>>>>>
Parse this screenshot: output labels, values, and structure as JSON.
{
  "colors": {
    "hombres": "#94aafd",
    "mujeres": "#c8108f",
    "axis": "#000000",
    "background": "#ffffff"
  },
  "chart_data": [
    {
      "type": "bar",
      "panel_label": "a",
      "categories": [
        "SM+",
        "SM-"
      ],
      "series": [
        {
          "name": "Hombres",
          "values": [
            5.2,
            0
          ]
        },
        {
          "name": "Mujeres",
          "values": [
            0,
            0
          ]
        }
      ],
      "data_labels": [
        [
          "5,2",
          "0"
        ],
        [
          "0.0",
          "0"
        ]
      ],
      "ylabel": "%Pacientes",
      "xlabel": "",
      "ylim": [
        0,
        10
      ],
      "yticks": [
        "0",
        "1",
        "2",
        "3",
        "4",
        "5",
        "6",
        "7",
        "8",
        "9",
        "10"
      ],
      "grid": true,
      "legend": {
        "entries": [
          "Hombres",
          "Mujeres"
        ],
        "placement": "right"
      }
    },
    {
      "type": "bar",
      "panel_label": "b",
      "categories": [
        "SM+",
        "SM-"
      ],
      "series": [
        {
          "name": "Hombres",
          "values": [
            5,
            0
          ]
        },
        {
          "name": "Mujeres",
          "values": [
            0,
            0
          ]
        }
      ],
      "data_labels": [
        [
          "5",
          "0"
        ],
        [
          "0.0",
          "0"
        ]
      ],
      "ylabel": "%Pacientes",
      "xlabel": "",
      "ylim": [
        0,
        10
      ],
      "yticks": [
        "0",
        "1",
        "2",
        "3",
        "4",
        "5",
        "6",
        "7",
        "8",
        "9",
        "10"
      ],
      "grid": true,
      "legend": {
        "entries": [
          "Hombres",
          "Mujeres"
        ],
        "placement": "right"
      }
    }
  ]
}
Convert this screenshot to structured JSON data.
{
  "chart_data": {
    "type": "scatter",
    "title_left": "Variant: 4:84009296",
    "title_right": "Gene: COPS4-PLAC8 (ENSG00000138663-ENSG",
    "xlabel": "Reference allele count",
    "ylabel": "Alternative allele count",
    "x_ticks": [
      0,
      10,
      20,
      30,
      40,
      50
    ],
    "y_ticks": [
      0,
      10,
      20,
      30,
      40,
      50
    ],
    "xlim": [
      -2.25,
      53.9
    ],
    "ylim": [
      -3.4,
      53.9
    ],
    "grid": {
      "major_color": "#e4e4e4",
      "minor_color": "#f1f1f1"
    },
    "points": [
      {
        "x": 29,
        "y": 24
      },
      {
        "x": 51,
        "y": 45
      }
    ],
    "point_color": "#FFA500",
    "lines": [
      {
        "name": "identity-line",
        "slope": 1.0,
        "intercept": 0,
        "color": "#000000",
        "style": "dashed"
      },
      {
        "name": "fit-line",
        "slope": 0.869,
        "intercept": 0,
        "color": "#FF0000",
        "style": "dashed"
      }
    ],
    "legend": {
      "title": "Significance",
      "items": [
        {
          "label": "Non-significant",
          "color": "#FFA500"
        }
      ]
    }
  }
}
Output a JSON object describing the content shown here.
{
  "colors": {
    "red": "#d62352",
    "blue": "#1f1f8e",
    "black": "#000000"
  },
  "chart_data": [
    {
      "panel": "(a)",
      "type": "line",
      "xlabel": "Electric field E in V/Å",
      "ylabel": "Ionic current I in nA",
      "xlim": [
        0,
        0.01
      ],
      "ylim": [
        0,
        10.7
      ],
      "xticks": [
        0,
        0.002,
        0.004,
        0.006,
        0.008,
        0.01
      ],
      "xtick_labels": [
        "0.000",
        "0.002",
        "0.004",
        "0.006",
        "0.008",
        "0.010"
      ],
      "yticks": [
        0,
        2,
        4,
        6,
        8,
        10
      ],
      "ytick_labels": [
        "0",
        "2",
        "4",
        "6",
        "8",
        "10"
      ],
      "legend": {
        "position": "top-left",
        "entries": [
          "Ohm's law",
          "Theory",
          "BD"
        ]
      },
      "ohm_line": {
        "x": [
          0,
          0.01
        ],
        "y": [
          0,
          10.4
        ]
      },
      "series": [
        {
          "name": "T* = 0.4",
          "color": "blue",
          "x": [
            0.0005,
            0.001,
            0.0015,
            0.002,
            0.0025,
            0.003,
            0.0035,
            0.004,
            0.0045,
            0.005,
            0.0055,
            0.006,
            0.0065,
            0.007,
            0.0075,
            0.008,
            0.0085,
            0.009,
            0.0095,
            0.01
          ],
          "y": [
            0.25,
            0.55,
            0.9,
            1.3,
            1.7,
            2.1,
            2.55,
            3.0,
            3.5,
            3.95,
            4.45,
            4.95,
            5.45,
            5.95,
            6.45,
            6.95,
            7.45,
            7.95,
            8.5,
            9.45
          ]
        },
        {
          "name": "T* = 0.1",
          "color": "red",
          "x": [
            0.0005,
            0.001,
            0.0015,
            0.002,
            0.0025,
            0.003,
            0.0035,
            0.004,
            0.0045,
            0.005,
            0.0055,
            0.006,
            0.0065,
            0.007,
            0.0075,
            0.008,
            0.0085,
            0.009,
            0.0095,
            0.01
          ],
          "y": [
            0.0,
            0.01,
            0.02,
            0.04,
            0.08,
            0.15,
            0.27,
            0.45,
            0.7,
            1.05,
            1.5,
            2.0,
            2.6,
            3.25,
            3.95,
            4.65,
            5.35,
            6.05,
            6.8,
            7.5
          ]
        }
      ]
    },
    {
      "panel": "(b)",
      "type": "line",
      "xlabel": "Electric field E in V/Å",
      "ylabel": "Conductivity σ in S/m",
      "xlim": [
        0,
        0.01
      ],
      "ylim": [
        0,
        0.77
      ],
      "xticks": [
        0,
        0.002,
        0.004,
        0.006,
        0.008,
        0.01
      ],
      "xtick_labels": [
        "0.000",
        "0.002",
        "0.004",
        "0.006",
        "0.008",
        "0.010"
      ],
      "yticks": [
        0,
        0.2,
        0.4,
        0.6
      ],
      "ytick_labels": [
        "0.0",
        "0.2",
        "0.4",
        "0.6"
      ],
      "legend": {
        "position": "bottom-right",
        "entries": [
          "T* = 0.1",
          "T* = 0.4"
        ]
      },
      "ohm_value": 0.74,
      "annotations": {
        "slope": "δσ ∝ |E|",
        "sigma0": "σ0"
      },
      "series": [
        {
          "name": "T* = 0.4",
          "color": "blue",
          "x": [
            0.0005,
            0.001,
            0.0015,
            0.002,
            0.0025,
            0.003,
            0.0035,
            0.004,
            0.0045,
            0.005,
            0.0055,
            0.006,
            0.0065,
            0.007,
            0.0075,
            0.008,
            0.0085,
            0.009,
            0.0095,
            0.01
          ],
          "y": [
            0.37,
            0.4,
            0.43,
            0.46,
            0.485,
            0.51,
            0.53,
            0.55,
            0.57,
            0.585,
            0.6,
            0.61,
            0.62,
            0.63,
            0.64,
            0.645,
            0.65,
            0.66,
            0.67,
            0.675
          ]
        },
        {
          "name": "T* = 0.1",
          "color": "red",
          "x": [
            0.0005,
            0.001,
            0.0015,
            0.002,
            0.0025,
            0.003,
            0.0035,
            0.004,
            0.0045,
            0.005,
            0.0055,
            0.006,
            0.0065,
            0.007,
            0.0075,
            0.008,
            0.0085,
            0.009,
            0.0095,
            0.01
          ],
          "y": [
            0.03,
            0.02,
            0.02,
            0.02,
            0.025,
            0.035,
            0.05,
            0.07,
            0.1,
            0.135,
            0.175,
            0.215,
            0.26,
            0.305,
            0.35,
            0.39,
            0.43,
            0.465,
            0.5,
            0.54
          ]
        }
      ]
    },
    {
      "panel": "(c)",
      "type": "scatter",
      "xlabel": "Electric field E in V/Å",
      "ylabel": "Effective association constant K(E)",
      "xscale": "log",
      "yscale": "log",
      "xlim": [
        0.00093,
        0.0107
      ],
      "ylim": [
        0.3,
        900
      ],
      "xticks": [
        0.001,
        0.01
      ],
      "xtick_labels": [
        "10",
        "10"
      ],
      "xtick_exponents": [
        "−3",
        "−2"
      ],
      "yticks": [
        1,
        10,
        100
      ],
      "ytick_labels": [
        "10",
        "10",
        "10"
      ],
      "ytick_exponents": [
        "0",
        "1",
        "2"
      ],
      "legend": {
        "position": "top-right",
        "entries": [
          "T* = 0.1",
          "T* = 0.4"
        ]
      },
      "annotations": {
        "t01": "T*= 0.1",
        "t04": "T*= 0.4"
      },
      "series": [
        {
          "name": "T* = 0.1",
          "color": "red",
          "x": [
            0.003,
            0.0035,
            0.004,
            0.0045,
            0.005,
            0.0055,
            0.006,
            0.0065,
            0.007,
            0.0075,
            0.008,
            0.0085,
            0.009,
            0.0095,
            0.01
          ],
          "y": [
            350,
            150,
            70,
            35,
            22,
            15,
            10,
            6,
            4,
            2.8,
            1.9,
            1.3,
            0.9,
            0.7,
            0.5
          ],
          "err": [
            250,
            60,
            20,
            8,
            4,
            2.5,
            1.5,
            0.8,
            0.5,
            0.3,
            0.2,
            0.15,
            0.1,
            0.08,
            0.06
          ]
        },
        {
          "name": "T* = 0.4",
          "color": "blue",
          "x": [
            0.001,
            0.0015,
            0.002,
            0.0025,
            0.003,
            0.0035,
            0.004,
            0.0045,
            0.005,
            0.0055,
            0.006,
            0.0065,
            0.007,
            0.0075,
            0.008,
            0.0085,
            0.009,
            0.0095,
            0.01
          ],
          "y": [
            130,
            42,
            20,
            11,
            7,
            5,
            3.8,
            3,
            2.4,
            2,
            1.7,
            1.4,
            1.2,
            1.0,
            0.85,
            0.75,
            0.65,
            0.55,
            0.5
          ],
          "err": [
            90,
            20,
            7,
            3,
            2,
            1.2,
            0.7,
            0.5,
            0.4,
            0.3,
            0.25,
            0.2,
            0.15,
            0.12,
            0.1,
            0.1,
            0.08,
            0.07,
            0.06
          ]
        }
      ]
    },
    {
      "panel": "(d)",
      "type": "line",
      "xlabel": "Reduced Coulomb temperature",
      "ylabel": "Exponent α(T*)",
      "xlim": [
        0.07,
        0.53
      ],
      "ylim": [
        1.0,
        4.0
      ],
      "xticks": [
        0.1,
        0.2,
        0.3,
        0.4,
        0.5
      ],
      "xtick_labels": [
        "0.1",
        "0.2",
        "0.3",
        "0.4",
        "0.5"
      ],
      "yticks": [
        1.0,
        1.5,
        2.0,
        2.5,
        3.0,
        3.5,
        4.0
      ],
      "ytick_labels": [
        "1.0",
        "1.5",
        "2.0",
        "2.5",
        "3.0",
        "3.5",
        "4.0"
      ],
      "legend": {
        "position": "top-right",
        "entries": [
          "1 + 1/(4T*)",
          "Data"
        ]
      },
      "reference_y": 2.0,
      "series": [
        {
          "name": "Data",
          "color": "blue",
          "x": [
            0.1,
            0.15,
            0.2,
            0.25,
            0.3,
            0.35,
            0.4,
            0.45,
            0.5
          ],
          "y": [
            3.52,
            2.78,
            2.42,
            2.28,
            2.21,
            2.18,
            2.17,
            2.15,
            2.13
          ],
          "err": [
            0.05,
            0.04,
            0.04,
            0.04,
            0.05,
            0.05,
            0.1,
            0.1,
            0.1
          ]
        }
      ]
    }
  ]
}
<<<<<
## REQUIRED WORK
Gather each line in these records that contains the string "JSON".

## SOLUTION
Parse this screenshot: output labels, values, and structure as JSON.
Convert this screenshot to structured JSON data.
Output a JSON object describing the content shown here.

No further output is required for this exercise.